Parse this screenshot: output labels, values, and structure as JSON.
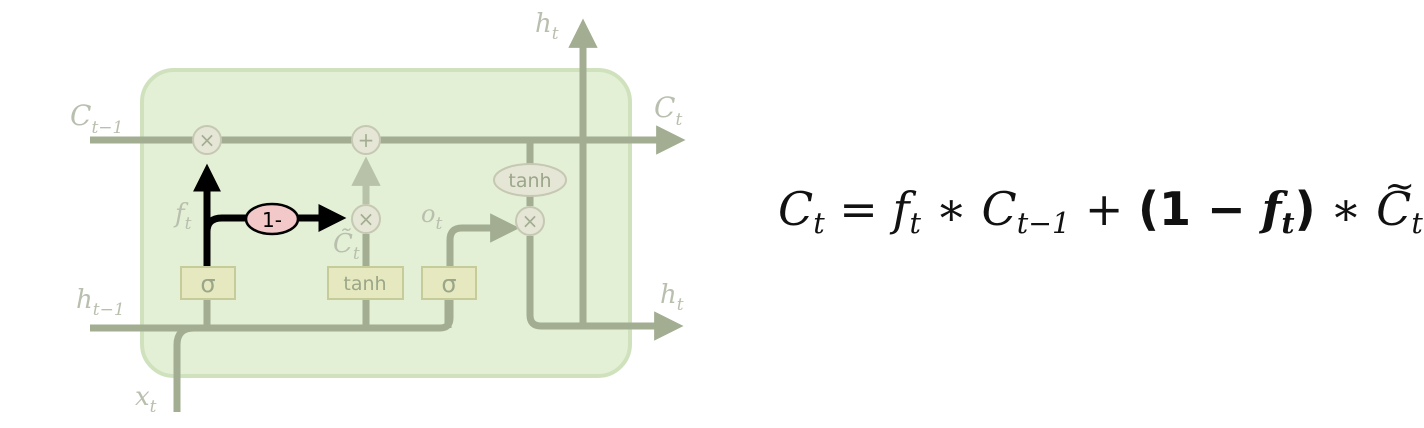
{
  "labels": {
    "c_prev_main": "C",
    "c_prev_sub": "t−1",
    "c_out_main": "C",
    "c_out_sub": "t",
    "h_top_main": "h",
    "h_top_sub": "t",
    "h_prev_main": "h",
    "h_prev_sub": "t−1",
    "h_out_main": "h",
    "h_out_sub": "t",
    "x_main": "x",
    "x_sub": "t",
    "f_main": "f",
    "f_sub": "t",
    "o_main": "o",
    "o_sub": "t",
    "ctilde_main": "C̃",
    "ctilde_sub": "t"
  },
  "ops": {
    "multiply": "×",
    "add": "+",
    "one_minus": "1-"
  },
  "boxes": {
    "forget_sigma": "σ",
    "candidate_tanh": "tanh",
    "output_sigma": "σ",
    "cell_tanh": "tanh"
  },
  "equation": {
    "lhs_main": "C",
    "lhs_sub": "t",
    "eq": "=",
    "f_main": "f",
    "f_sub": "t",
    "times1": "∗",
    "c_main": "C",
    "c_sub": "t−1",
    "plus": "+",
    "open": "(1 − ",
    "bf_main": "f",
    "bf_sub": "t",
    "close": ")",
    "times2": "∗",
    "ct_main": "C",
    "ct_sub": "t"
  },
  "colors": {
    "cell_fill": "#e3f0d5",
    "cell_stroke": "#cfe2bd",
    "line": "#a2ad92",
    "highlight": "#000000",
    "one_minus_fill": "#f3c8c8"
  }
}
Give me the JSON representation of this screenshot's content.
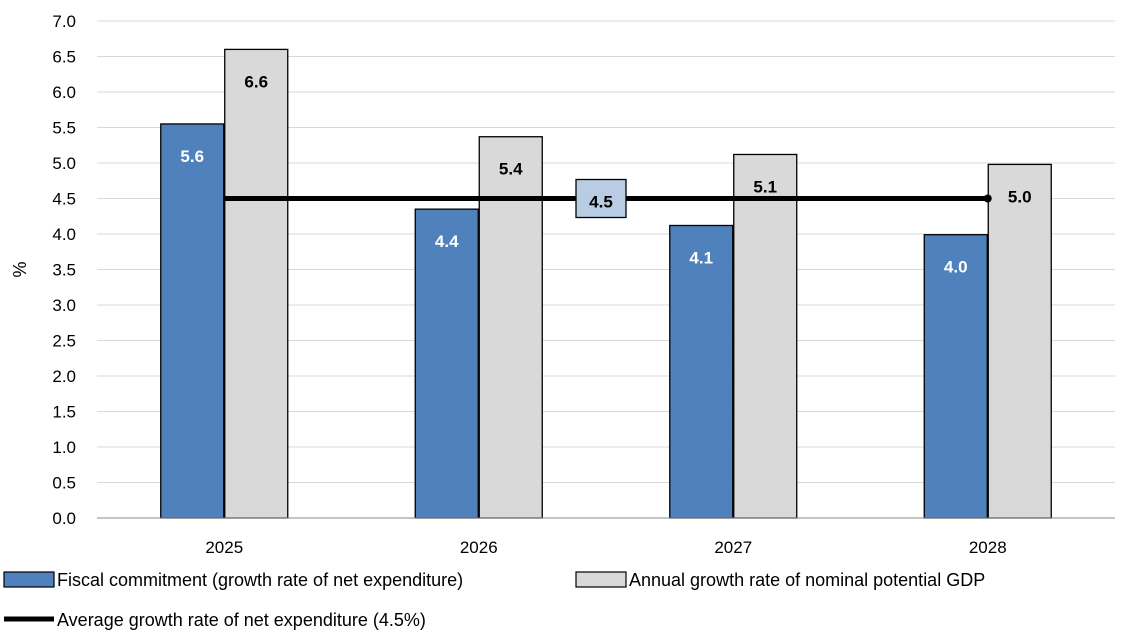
{
  "chart_data": {
    "type": "bar",
    "title": "",
    "xlabel": "",
    "ylabel": "%",
    "ylim": [
      0,
      7.0
    ],
    "ytick_step": 0.5,
    "ytick_labels": [
      "0.0",
      "0.5",
      "1.0",
      "1.5",
      "2.0",
      "2.5",
      "3.0",
      "3.5",
      "4.0",
      "4.5",
      "5.0",
      "5.5",
      "6.0",
      "6.5",
      "7.0"
    ],
    "categories": [
      "2025",
      "2026",
      "2027",
      "2028"
    ],
    "series": [
      {
        "name": "Fiscal commitment (growth rate of net expenditure)",
        "values": [
          5.55,
          4.35,
          4.12,
          3.99
        ],
        "labels": [
          "5.6",
          "4.4",
          "4.1",
          "4.0"
        ],
        "color": "#4f81bd"
      },
      {
        "name": "Annual growth rate of nominal potential GDP",
        "values": [
          6.6,
          5.37,
          5.12,
          4.98
        ],
        "labels": [
          "6.6",
          "5.4",
          "5.1",
          "5.0"
        ],
        "color": "#d9d9d9"
      }
    ],
    "reference_line": {
      "name": "Average growth rate of net expenditure (4.5%)",
      "value": 4.5,
      "label": "4.5",
      "color": "#000000",
      "label_color": "#b8cce4"
    },
    "grid": true,
    "legend_position": "bottom-left"
  }
}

==*==

THE EXERCISE:
Give back every line exactly as it stands, pictures excluded.

TASK RESULT:
Parse this screenshot: output labels, values, and structure as JSON.
{
  "labels": {
    "c_prev_main": "C",
    "c_prev_sub": "t−1",
    "c_out_main": "C",
    "c_out_sub": "t",
    "h_top_main": "h",
    "h_top_sub": "t",
    "h_prev_main": "h",
    "h_prev_sub": "t−1",
    "h_out_main": "h",
    "h_out_sub": "t",
    "x_main": "x",
    "x_sub": "t",
    "f_main": "f",
    "f_sub": "t",
    "o_main": "o",
    "o_sub": "t",
    "ctilde_main": "C̃",
    "ctilde_sub": "t"
  },
  "ops": {
    "multiply": "×",
    "add": "+",
    "one_minus": "1-"
  },
  "boxes": {
    "forget_sigma": "σ",
    "candidate_tanh": "tanh",
    "output_sigma": "σ",
    "cell_tanh": "tanh"
  },
  "equation": {
    "lhs_main": "C",
    "lhs_sub": "t",
    "eq": "=",
    "f_main": "f",
    "f_sub": "t",
    "times1": "∗",
    "c_main": "C",
    "c_sub": "t−1",
    "plus": "+",
    "open": "(1 − ",
    "bf_main": "f",
    "bf_sub": "t",
    "close": ")",
    "times2": "∗",
    "ct_main": "C",
    "ct_sub": "t"
  },
  "colors": {
    "cell_fill": "#e3f0d5",
    "cell_stroke": "#cfe2bd",
    "line": "#a2ad92",
    "highlight": "#000000",
    "one_minus_fill": "#f3c8c8"
  }
}
Give me the JSON representation of this screenshot's content.
{
  "chart_data": {
    "type": "bar",
    "title": "",
    "xlabel": "",
    "ylabel": "%",
    "ylim": [
      0,
      7.0
    ],
    "ytick_step": 0.5,
    "ytick_labels": [
      "0.0",
      "0.5",
      "1.0",
      "1.5",
      "2.0",
      "2.5",
      "3.0",
      "3.5",
      "4.0",
      "4.5",
      "5.0",
      "5.5",
      "6.0",
      "6.5",
      "7.0"
    ],
    "categories": [
      "2025",
      "2026",
      "2027",
      "2028"
    ],
    "series": [
      {
        "name": "Fiscal commitment (growth rate of net expenditure)",
        "values": [
          5.55,
          4.35,
          4.12,
          3.99
        ],
        "labels": [
          "5.6",
          "4.4",
          "4.1",
          "4.0"
        ],
        "color": "#4f81bd"
      },
      {
        "name": "Annual growth rate of nominal potential GDP",
        "values": [
          6.6,
          5.37,
          5.12,
          4.98
        ],
        "labels": [
          "6.6",
          "5.4",
          "5.1",
          "5.0"
        ],
        "color": "#d9d9d9"
      }
    ],
    "reference_line": {
      "name": "Average growth rate of net expenditure (4.5%)",
      "value": 4.5,
      "label": "4.5",
      "color": "#000000",
      "label_color": "#b8cce4"
    },
    "grid": true,
    "legend_position": "bottom-left"
  }
}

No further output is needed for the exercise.